-- start --

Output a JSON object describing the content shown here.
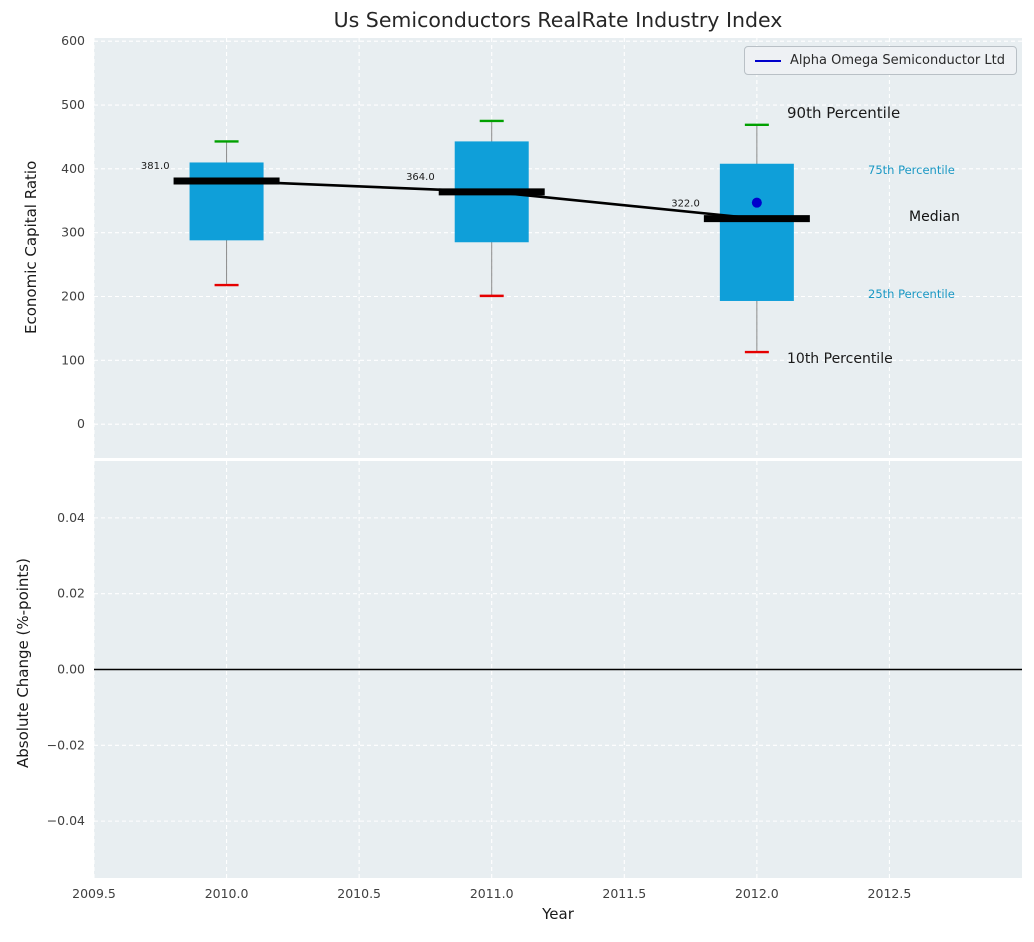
{
  "title": "Us Semiconductors RealRate Industry Index",
  "xlabel": "Year",
  "legend": {
    "label": "Alpha Omega Semiconductor Ltd"
  },
  "annotations": {
    "p90": "90th Percentile",
    "p75": "75th Percentile",
    "median": "Median",
    "p25": "25th Percentile",
    "p10": "10th Percentile"
  },
  "colors": {
    "axes_bg": "#e8eef1",
    "grid": "#ffffff",
    "box_fill": "#0f9fd9",
    "p90_cap": "#00a000",
    "p10_cap": "#e50000",
    "median_line": "#000000",
    "whisker": "#8a8a8a",
    "company": "#0000cc",
    "tick": "#404040",
    "annotation_teal": "#1a98c4"
  },
  "chart_data": [
    {
      "type": "boxplot",
      "title": "Us Semiconductors RealRate Industry Index",
      "ylabel": "Economic Capital Ratio",
      "xlim": [
        2009.5,
        2013.0
      ],
      "ylim": [
        -53,
        605
      ],
      "yticks": [
        0,
        100,
        200,
        300,
        400,
        500,
        600
      ],
      "xticks": [
        2009.5,
        2010.0,
        2010.5,
        2011.0,
        2011.5,
        2012.0,
        2012.5
      ],
      "grid": true,
      "legend_position": "upper right",
      "years": [
        2010,
        2011,
        2012
      ],
      "p10": [
        218,
        201,
        113
      ],
      "q25": [
        288,
        285,
        193
      ],
      "median": [
        381,
        364,
        322
      ],
      "q75": [
        410,
        443,
        408
      ],
      "p90": [
        443,
        475,
        469
      ],
      "median_labels": [
        "381.0",
        "364.0",
        "322.0"
      ],
      "company_series": {
        "name": "Alpha Omega Semiconductor Ltd",
        "points": [
          {
            "x": 2012,
            "y": 347
          }
        ]
      }
    },
    {
      "type": "bar",
      "ylabel": "Absolute Change (%-points)",
      "xlabel": "Year",
      "xlim": [
        2009.5,
        2013.0
      ],
      "ylim": [
        -0.055,
        0.055
      ],
      "yticks": [
        -0.04,
        -0.02,
        0.0,
        0.02,
        0.04
      ],
      "xticks": [
        2009.5,
        2010.0,
        2010.5,
        2011.0,
        2011.5,
        2012.0,
        2012.5
      ],
      "categories": [],
      "values": [],
      "zero_line": 0.0,
      "grid": true
    }
  ]
}
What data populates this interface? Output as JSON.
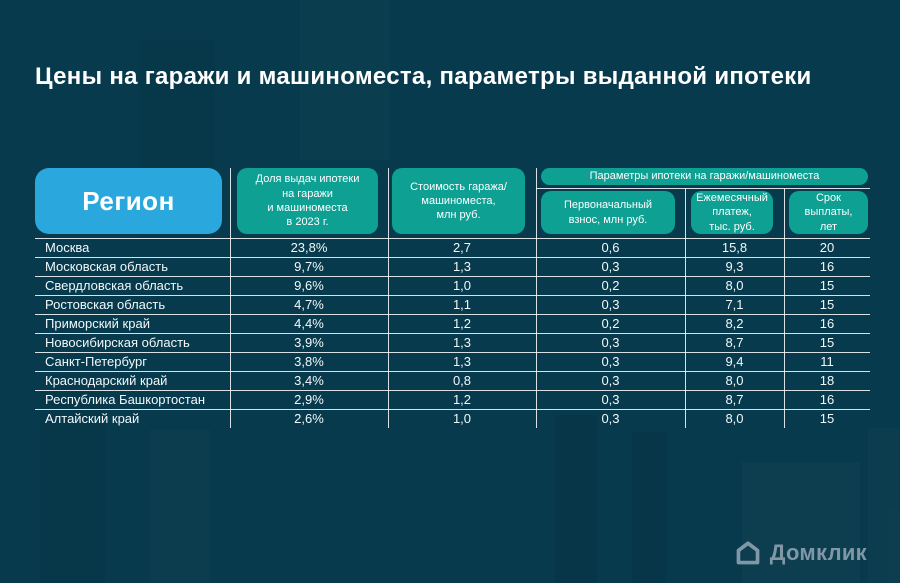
{
  "title": "Цены на гаражи и машиноместа, параметры выданной ипотеки",
  "table": {
    "region_header": "Регион",
    "share_header": "Доля выдач ипотеки\nна гаражи\nи машиноместа\nв 2023 г.",
    "cost_header": "Стоимость гаража/\nмашиноместа,\nмлн руб.",
    "group_header": "Параметры ипотеки на гаражи/машиноместа",
    "down_header": "Первоначальный\nвзнос, млн руб.",
    "monthly_header": "Ежемесячный\nплатеж,\nтыс. руб.",
    "term_header": "Срок\nвыплаты,\nлет"
  },
  "chart_data": {
    "type": "table",
    "title": "Цены на гаражи и машиноместа, параметры выданной ипотеки",
    "columns": [
      "Регион",
      "Доля выдач ипотеки на гаражи и машиноместа в 2023 г.",
      "Стоимость гаража/машиноместа, млн руб.",
      "Первоначальный взнос, млн руб.",
      "Ежемесячный платеж, тыс. руб.",
      "Срок выплаты, лет"
    ],
    "rows": [
      {
        "region": "Москва",
        "share": "23,8%",
        "cost": "2,7",
        "down": "0,6",
        "monthly": "15,8",
        "term": "20"
      },
      {
        "region": "Московская область",
        "share": "9,7%",
        "cost": "1,3",
        "down": "0,3",
        "monthly": "9,3",
        "term": "16"
      },
      {
        "region": "Свердловская область",
        "share": "9,6%",
        "cost": "1,0",
        "down": "0,2",
        "monthly": "8,0",
        "term": "15"
      },
      {
        "region": "Ростовская область",
        "share": "4,7%",
        "cost": "1,1",
        "down": "0,3",
        "monthly": "7,1",
        "term": "15"
      },
      {
        "region": "Приморский край",
        "share": "4,4%",
        "cost": "1,2",
        "down": "0,2",
        "monthly": "8,2",
        "term": "16"
      },
      {
        "region": "Новосибирская область",
        "share": "3,9%",
        "cost": "1,3",
        "down": "0,3",
        "monthly": "8,7",
        "term": "15"
      },
      {
        "region": "Санкт-Петербург",
        "share": "3,8%",
        "cost": "1,3",
        "down": "0,3",
        "monthly": "9,4",
        "term": "11"
      },
      {
        "region": "Краснодарский край",
        "share": "3,4%",
        "cost": "0,8",
        "down": "0,3",
        "monthly": "8,0",
        "term": "18"
      },
      {
        "region": "Республика Башкортостан",
        "share": "2,9%",
        "cost": "1,2",
        "down": "0,3",
        "monthly": "8,7",
        "term": "16"
      },
      {
        "region": "Алтайский край",
        "share": "2,6%",
        "cost": "1,0",
        "down": "0,3",
        "monthly": "8,0",
        "term": "15"
      }
    ]
  },
  "logo": {
    "text": "Домклик",
    "icon": "house-icon"
  },
  "colors": {
    "background": "#073a4c",
    "accent_blue": "#2aa8dd",
    "accent_teal": "#0da093",
    "grid_line": "#ffffff",
    "text": "#ffffff",
    "logo": "#8097a6"
  }
}
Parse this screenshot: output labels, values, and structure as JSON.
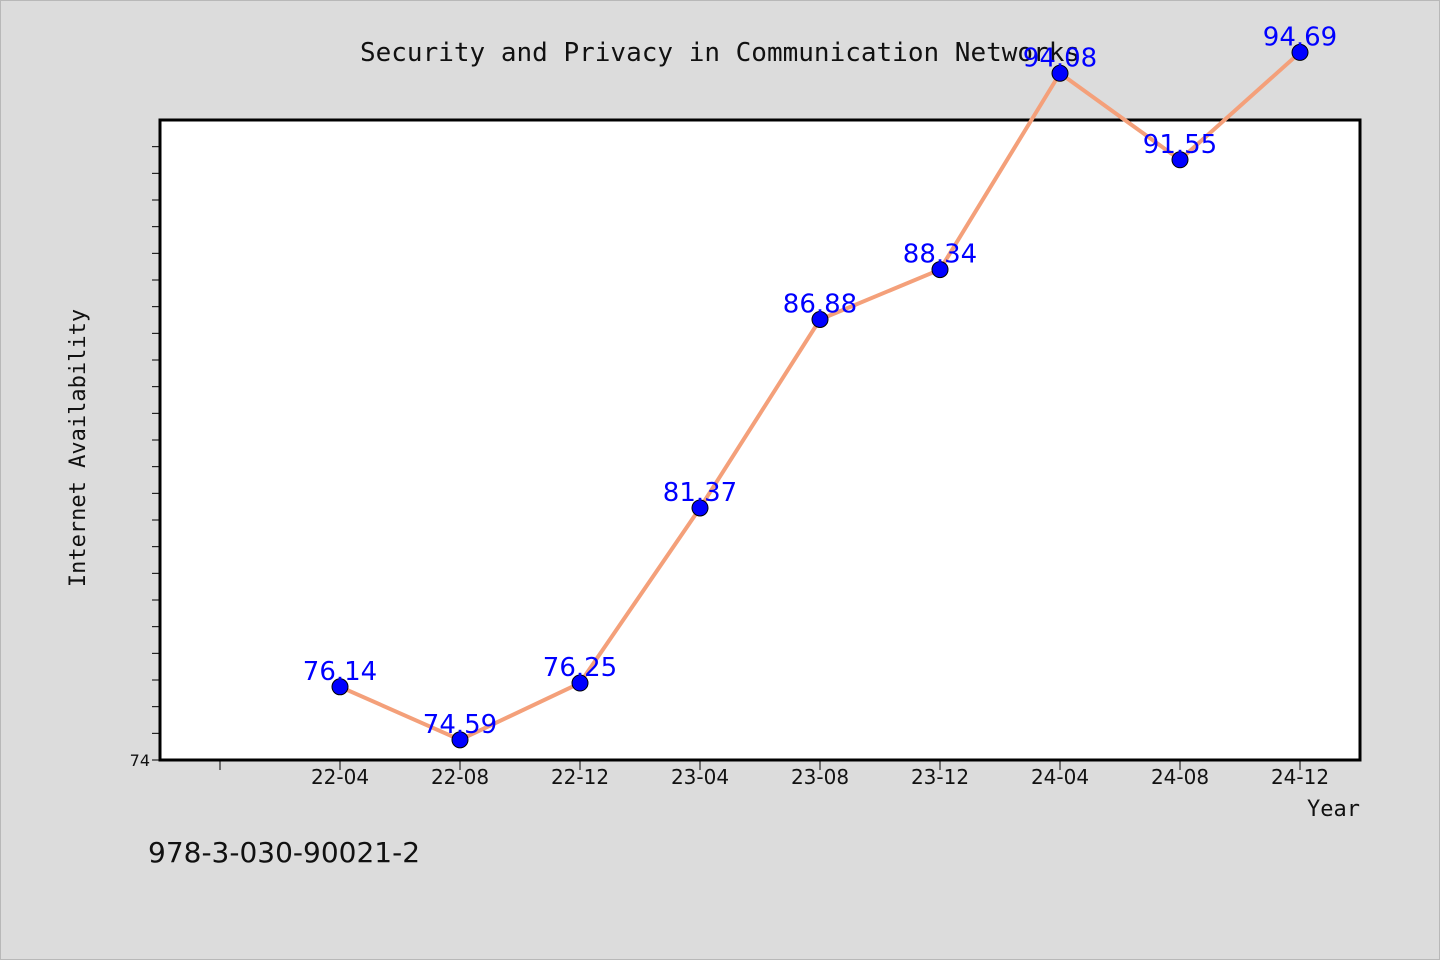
{
  "caption": "978-3-030-90021-2",
  "chart_data": {
    "type": "line",
    "title": "Security and Privacy in Communication Networks",
    "xlabel": "Year",
    "ylabel": "Internet Availability",
    "categories": [
      "22-04",
      "22-08",
      "22-12",
      "23-04",
      "23-08",
      "23-12",
      "24-04",
      "24-08",
      "24-12"
    ],
    "series": [
      {
        "values": [
          76.14,
          74.59,
          76.25,
          81.37,
          86.88,
          88.34,
          94.08,
          91.55,
          94.69
        ],
        "line_color": "#f4a07a",
        "marker_color": "#0000ff"
      }
    ],
    "ylim": [
      74,
      97
    ],
    "ytick_labels": [
      "74"
    ],
    "grid": false,
    "legend": "none"
  }
}
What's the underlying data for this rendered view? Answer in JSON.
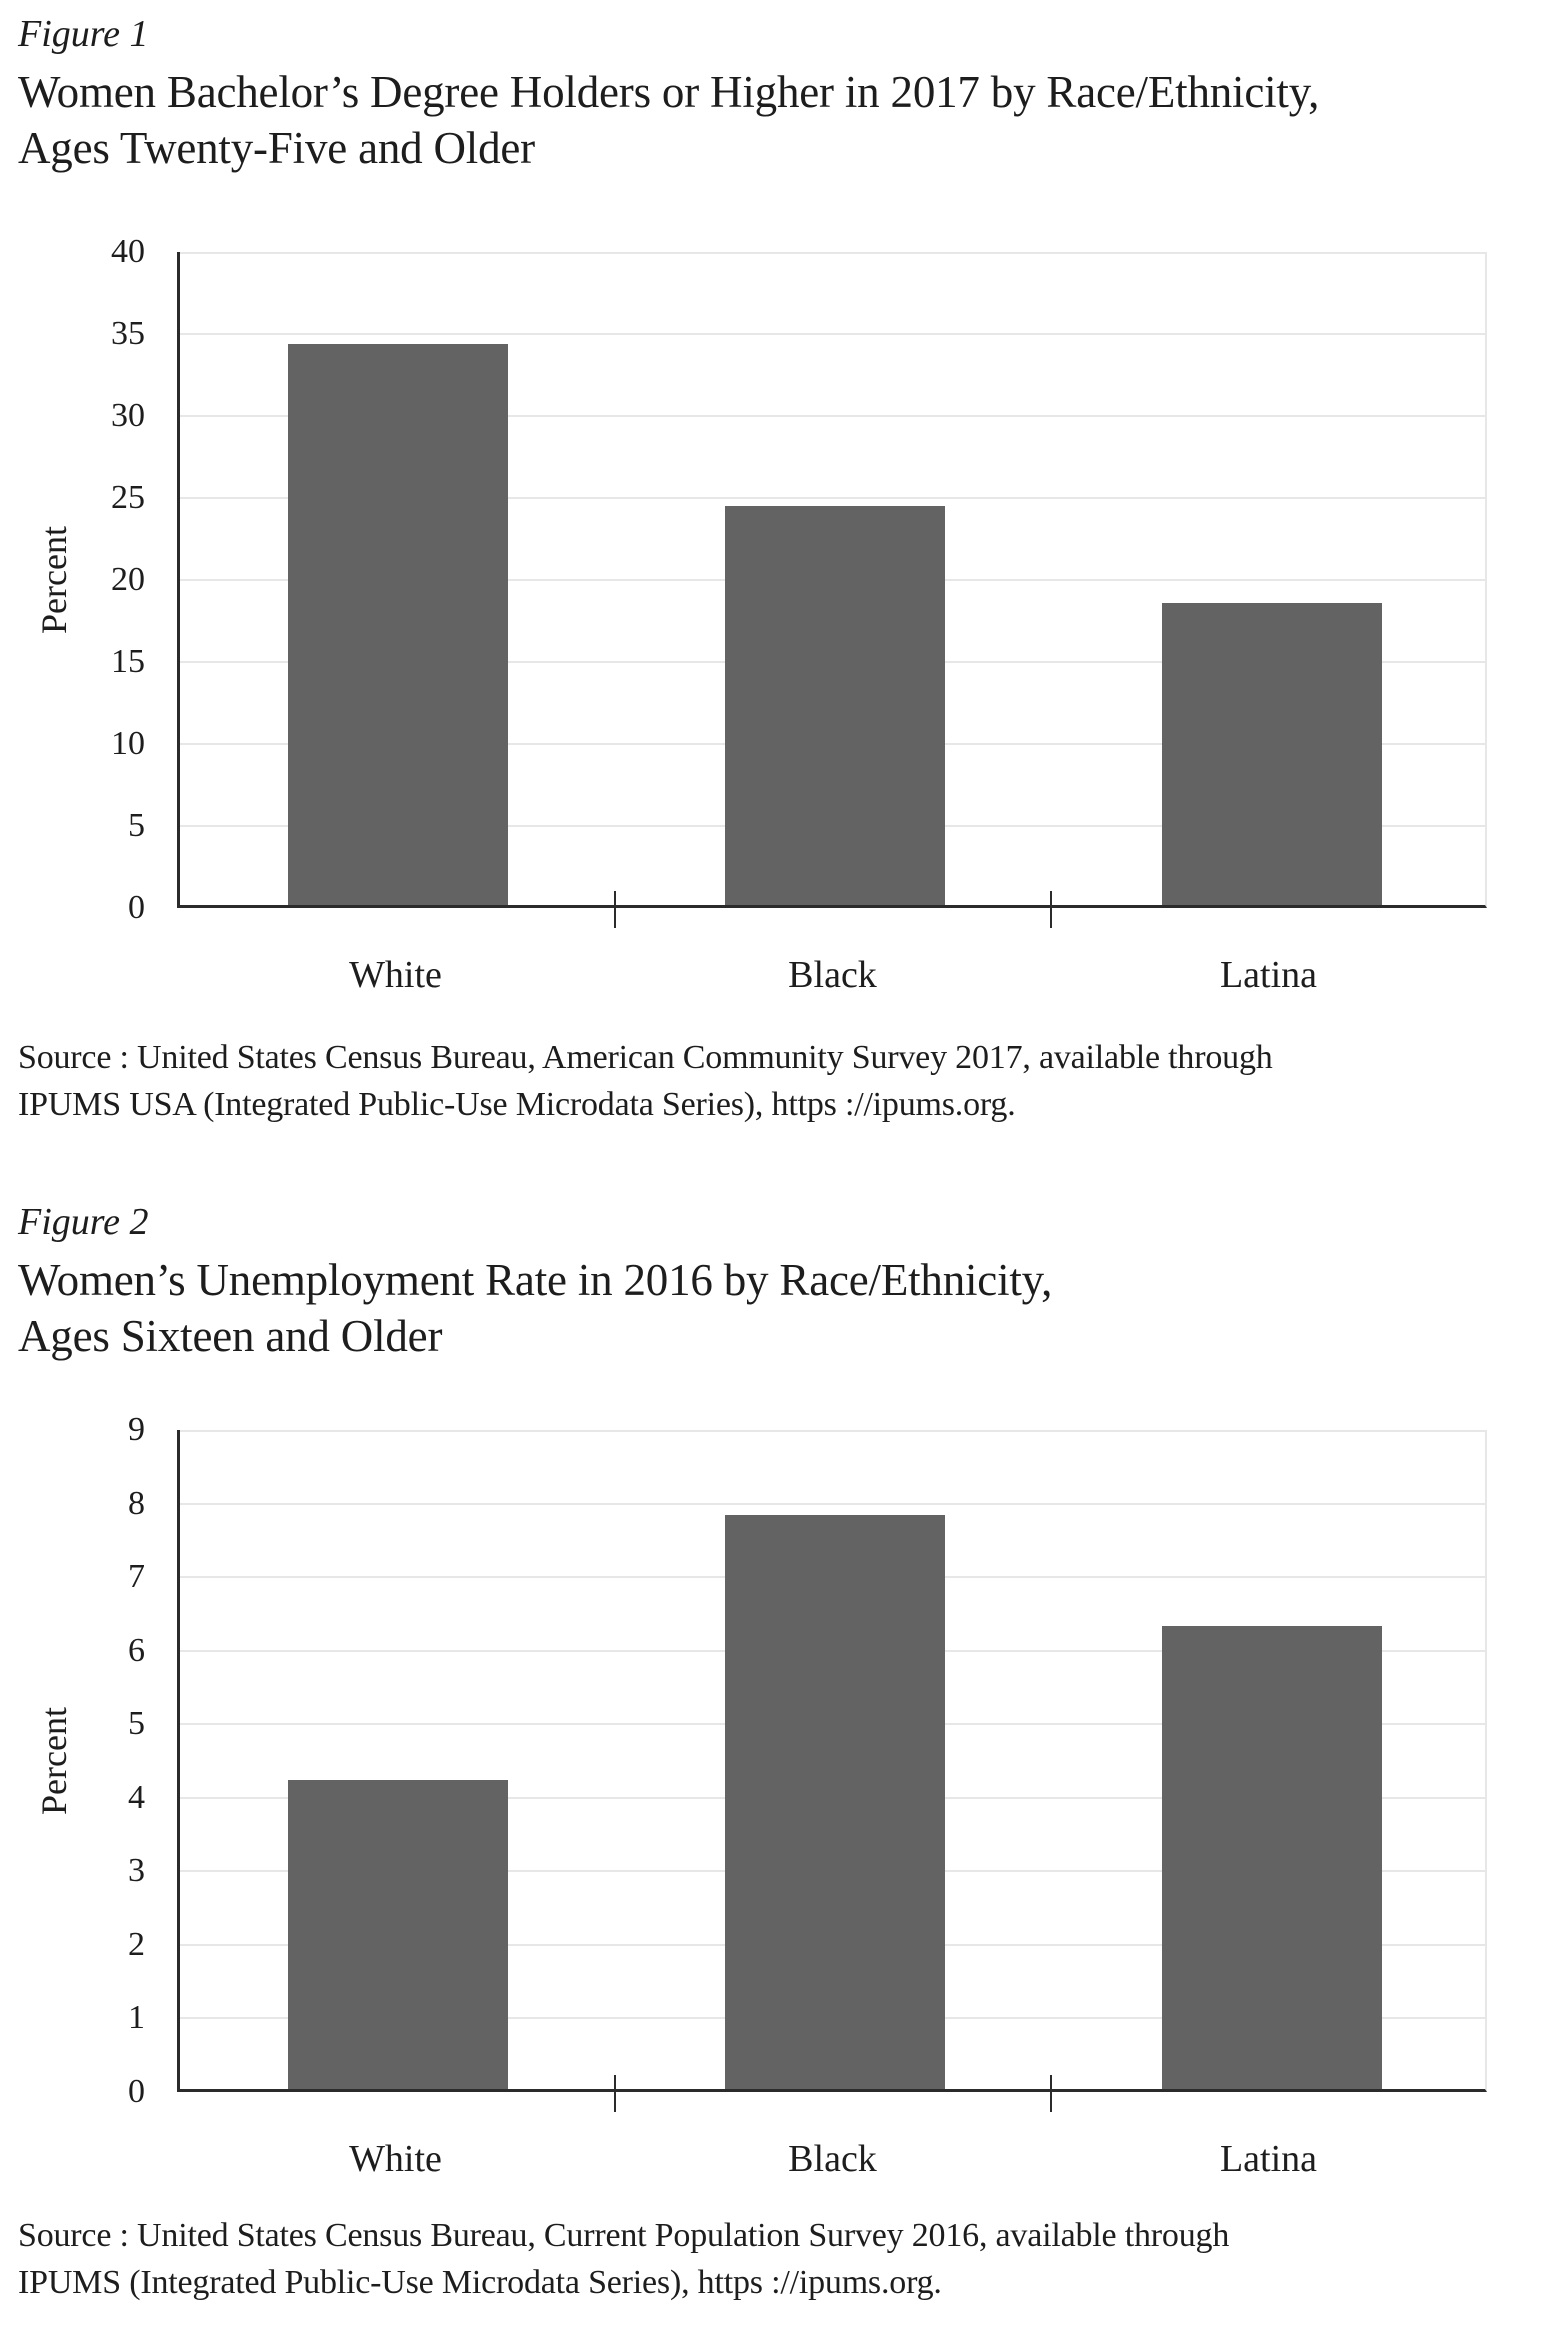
{
  "figure1": {
    "label": "Figure 1",
    "title_lines": [
      "Women Bachelor’s Degree Holders or Higher in 2017 by Race/Ethnicity,",
      "Ages Twenty-Five and Older"
    ],
    "source_lines": [
      "Source : United States Census Bureau, American Community Survey 2017, available through",
      "IPUMS USA (Integrated Public-Use Microdata Series), https ://ipums.org."
    ]
  },
  "figure2": {
    "label": "Figure 2",
    "title_lines": [
      "Women’s Unemployment Rate in 2016 by Race/Ethnicity,",
      "Ages Sixteen and Older"
    ],
    "source_lines": [
      "Source : United States Census Bureau, Current Population Survey 2016, available through",
      "IPUMS (Integrated Public-Use Microdata Series), https ://ipums.org."
    ]
  },
  "chart_data": [
    {
      "type": "bar",
      "title": "Women Bachelor’s Degree Holders or Higher in 2017 by Race/Ethnicity, Ages Twenty-Five and Older",
      "categories": [
        "White",
        "Black",
        "Latina"
      ],
      "values": [
        34.2,
        24.3,
        18.4
      ],
      "xlabel": "",
      "ylabel": "Percent",
      "ylim": [
        0,
        40
      ],
      "ytick_step": 5,
      "grid": true,
      "legend": "none",
      "bar_color": "#636363",
      "gridline_color": "#e7e7e7",
      "axis_color": "#2b2b2b",
      "text_color": "#1d1d1d"
    },
    {
      "type": "bar",
      "title": "Women’s Unemployment Rate in 2016 by Race/Ethnicity, Ages Sixteen and Older",
      "categories": [
        "White",
        "Black",
        "Latina"
      ],
      "values": [
        4.2,
        7.8,
        6.3
      ],
      "xlabel": "",
      "ylabel": "Percent",
      "ylim": [
        0,
        9
      ],
      "ytick_step": 1,
      "grid": true,
      "legend": "none",
      "bar_color": "#636363",
      "gridline_color": "#e7e7e7",
      "axis_color": "#2b2b2b",
      "text_color": "#1d1d1d"
    }
  ]
}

-- end --

**WHAT THE TASK REQUIRES**. Every line above that contains the word "points" should be reported.

**REPLY**.
        "points": [
      "ylabel": "Absolute Change (%-points)",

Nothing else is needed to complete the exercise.